### Input rows:
++++
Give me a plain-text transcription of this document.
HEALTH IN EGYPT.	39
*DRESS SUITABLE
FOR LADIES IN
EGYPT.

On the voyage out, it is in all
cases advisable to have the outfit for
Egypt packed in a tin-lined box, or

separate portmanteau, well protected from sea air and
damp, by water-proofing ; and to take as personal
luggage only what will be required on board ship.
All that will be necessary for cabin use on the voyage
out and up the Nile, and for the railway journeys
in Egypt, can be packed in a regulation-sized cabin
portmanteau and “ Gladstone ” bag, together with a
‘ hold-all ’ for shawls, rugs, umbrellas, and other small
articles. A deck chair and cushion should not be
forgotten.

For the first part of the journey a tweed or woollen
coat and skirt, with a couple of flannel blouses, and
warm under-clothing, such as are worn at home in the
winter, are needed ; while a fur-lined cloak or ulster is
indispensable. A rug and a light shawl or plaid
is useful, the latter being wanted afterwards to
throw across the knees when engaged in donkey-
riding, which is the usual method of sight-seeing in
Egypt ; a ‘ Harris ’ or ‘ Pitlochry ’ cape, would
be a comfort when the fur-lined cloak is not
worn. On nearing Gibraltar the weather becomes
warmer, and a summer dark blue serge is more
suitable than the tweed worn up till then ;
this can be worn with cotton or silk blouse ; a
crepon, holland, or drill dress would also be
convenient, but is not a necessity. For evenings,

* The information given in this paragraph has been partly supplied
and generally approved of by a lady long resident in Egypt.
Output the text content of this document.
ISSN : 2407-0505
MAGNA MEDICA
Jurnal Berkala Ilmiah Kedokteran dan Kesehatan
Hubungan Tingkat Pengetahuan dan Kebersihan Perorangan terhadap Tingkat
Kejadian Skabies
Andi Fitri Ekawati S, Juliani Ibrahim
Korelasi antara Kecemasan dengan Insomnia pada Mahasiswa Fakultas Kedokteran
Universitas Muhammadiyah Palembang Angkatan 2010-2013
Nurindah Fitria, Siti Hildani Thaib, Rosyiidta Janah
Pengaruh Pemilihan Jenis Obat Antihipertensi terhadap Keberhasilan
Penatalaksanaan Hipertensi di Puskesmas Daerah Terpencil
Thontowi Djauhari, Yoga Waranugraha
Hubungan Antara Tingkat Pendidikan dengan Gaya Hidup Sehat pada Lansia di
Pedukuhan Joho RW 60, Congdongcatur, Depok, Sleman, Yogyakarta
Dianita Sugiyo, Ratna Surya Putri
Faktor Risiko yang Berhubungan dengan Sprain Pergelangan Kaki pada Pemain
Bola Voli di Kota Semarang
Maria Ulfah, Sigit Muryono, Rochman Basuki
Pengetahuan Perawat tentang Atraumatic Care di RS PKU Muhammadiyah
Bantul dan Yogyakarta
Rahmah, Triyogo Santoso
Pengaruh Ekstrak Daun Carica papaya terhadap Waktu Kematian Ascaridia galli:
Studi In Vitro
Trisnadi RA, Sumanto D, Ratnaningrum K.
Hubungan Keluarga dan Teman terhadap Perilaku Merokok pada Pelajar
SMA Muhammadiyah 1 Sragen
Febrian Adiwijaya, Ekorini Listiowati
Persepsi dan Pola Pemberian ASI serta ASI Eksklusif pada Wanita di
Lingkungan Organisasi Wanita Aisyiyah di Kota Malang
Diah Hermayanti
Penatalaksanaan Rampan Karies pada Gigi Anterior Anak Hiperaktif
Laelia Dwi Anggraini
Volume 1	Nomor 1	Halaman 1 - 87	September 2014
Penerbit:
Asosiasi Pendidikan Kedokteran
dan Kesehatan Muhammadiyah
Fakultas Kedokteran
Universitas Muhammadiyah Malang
++++
The listing above must be transcribed exactly, line by line.

Give me a plain-text transcription of this document.
HEALTH IN EGYPT.	39
*DRESS SUITABLE
FOR LADIES IN
EGYPT.

On the voyage out, it is in all
cases advisable to have the outfit for
Egypt packed in a tin-lined box, or

separate portmanteau, well protected from sea air and
damp, by water-proofing ; and to take as personal
luggage only what will be required on board ship.
All that will be necessary for cabin use on the voyage
out and up the Nile, and for the railway journeys
in Egypt, can be packed in a regulation-sized cabin
portmanteau and “ Gladstone ” bag, together with a
‘ hold-all ’ for shawls, rugs, umbrellas, and other small
articles. A deck chair and cushion should not be
forgotten.

For the first part of the journey a tweed or woollen
coat and skirt, with a couple of flannel blouses, and
warm under-clothing, such as are worn at home in the
winter, are needed ; while a fur-lined cloak or ulster is
indispensable. A rug and a light shawl or plaid
is useful, the latter being wanted afterwards to
throw across the knees when engaged in donkey-
riding, which is the usual method of sight-seeing in
Egypt ; a ‘ Harris ’ or ‘ Pitlochry ’ cape, would
be a comfort when the fur-lined cloak is not
worn. On nearing Gibraltar the weather becomes
warmer, and a summer dark blue serge is more
suitable than the tweed worn up till then ;
this can be worn with cotton or silk blouse ; a
crepon, holland, or drill dress would also be
convenient, but is not a necessity. For evenings,

* The information given in this paragraph has been partly supplied
and generally approved of by a lady long resident in Egypt.
Output the text content of this document.
ISSN : 2407-0505
MAGNA MEDICA
Jurnal Berkala Ilmiah Kedokteran dan Kesehatan
Hubungan Tingkat Pengetahuan dan Kebersihan Perorangan terhadap Tingkat
Kejadian Skabies
Andi Fitri Ekawati S, Juliani Ibrahim
Korelasi antara Kecemasan dengan Insomnia pada Mahasiswa Fakultas Kedokteran
Universitas Muhammadiyah Palembang Angkatan 2010-2013
Nurindah Fitria, Siti Hildani Thaib, Rosyiidta Janah
Pengaruh Pemilihan Jenis Obat Antihipertensi terhadap Keberhasilan
Penatalaksanaan Hipertensi di Puskesmas Daerah Terpencil
Thontowi Djauhari, Yoga Waranugraha
Hubungan Antara Tingkat Pendidikan dengan Gaya Hidup Sehat pada Lansia di
Pedukuhan Joho RW 60, Congdongcatur, Depok, Sleman, Yogyakarta
Dianita Sugiyo, Ratna Surya Putri
Faktor Risiko yang Berhubungan dengan Sprain Pergelangan Kaki pada Pemain
Bola Voli di Kota Semarang
Maria Ulfah, Sigit Muryono, Rochman Basuki
Pengetahuan Perawat tentang Atraumatic Care di RS PKU Muhammadiyah
Bantul dan Yogyakarta
Rahmah, Triyogo Santoso
Pengaruh Ekstrak Daun Carica papaya terhadap Waktu Kematian Ascaridia galli:
Studi In Vitro
Trisnadi RA, Sumanto D, Ratnaningrum K.
Hubungan Keluarga dan Teman terhadap Perilaku Merokok pada Pelajar
SMA Muhammadiyah 1 Sragen
Febrian Adiwijaya, Ekorini Listiowati
Persepsi dan Pola Pemberian ASI serta ASI Eksklusif pada Wanita di
Lingkungan Organisasi Wanita Aisyiyah di Kota Malang
Diah Hermayanti
Penatalaksanaan Rampan Karies pada Gigi Anterior Anak Hiperaktif
Laelia Dwi Anggraini
Volume 1	Nomor 1	Halaman 1 - 87	September 2014
Penerbit:
Asosiasi Pendidikan Kedokteran
dan Kesehatan Muhammadiyah
Fakultas Kedokteran
Universitas Muhammadiyah Malang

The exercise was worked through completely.